Copy every record below exactly.

Data listing
---*---

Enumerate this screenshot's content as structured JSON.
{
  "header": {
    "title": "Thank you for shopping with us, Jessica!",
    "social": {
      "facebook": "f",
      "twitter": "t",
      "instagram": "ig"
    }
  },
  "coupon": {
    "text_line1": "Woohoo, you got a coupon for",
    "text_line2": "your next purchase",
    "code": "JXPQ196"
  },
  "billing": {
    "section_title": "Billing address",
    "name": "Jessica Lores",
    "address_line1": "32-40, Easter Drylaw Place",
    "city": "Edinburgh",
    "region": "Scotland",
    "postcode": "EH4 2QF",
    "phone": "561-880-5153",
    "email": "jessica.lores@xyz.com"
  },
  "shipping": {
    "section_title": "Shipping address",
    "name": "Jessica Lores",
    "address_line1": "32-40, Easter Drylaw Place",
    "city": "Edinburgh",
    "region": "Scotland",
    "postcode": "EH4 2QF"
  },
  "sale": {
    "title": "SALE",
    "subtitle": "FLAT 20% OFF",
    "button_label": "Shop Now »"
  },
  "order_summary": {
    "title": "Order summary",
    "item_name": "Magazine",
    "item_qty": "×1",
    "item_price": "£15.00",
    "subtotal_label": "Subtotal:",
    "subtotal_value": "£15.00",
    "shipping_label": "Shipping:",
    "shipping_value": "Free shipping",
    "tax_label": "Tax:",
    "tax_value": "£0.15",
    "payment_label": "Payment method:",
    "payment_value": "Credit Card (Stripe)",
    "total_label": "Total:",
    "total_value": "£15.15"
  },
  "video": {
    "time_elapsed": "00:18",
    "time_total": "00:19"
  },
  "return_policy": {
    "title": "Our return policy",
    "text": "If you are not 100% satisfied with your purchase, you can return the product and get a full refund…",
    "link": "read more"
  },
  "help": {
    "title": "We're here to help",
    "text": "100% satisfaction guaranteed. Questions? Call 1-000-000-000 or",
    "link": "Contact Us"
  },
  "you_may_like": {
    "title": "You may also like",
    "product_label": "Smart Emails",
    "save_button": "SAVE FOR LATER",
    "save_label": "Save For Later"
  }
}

---*---

Result of the task
Enumerate this screenshot's content as structured JSON.
{
  "header": {
    "title": "Thank you for shopping with us, Jessica!",
    "social": {
      "facebook": "f",
      "twitter": "t",
      "instagram": "ig"
    }
  },
  "coupon": {
    "text_line1": "Woohoo, you got a coupon for",
    "text_line2": "your next purchase",
    "code": "JXPQ196"
  },
  "billing": {
    "section_title": "Billing address",
    "name": "Jessica Lores",
    "address_line1": "32-40, Easter Drylaw Place",
    "city": "Edinburgh",
    "region": "Scotland",
    "postcode": "EH4 2QF",
    "phone": "561-880-5153",
    "email": "jessica.lores@xyz.com"
  },
  "shipping": {
    "section_title": "Shipping address",
    "name": "Jessica Lores",
    "address_line1": "32-40, Easter Drylaw Place",
    "city": "Edinburgh",
    "region": "Scotland",
    "postcode": "EH4 2QF"
  },
  "sale": {
    "title": "SALE",
    "subtitle": "FLAT 20% OFF",
    "button_label": "Shop Now »"
  },
  "order_summary": {
    "title": "Order summary",
    "item_name": "Magazine",
    "item_qty": "×1",
    "item_price": "£15.00",
    "subtotal_label": "Subtotal:",
    "subtotal_value": "£15.00",
    "shipping_label": "Shipping:",
    "shipping_value": "Free shipping",
    "tax_label": "Tax:",
    "tax_value": "£0.15",
    "payment_label": "Payment method:",
    "payment_value": "Credit Card (Stripe)",
    "total_label": "Total:",
    "total_value": "£15.15"
  },
  "video": {
    "time_elapsed": "00:18",
    "time_total": "00:19"
  },
  "return_policy": {
    "title": "Our return policy",
    "text": "If you are not 100% satisfied with your purchase, you can return the product and get a full refund…",
    "link": "read more"
  },
  "help": {
    "title": "We're here to help",
    "text": "100% satisfaction guaranteed. Questions? Call 1-000-000-000 or",
    "link": "Contact Us"
  },
  "you_may_like": {
    "title": "You may also like",
    "product_label": "Smart Emails",
    "save_button": "SAVE FOR LATER",
    "save_label": "Save For Later"
  }
}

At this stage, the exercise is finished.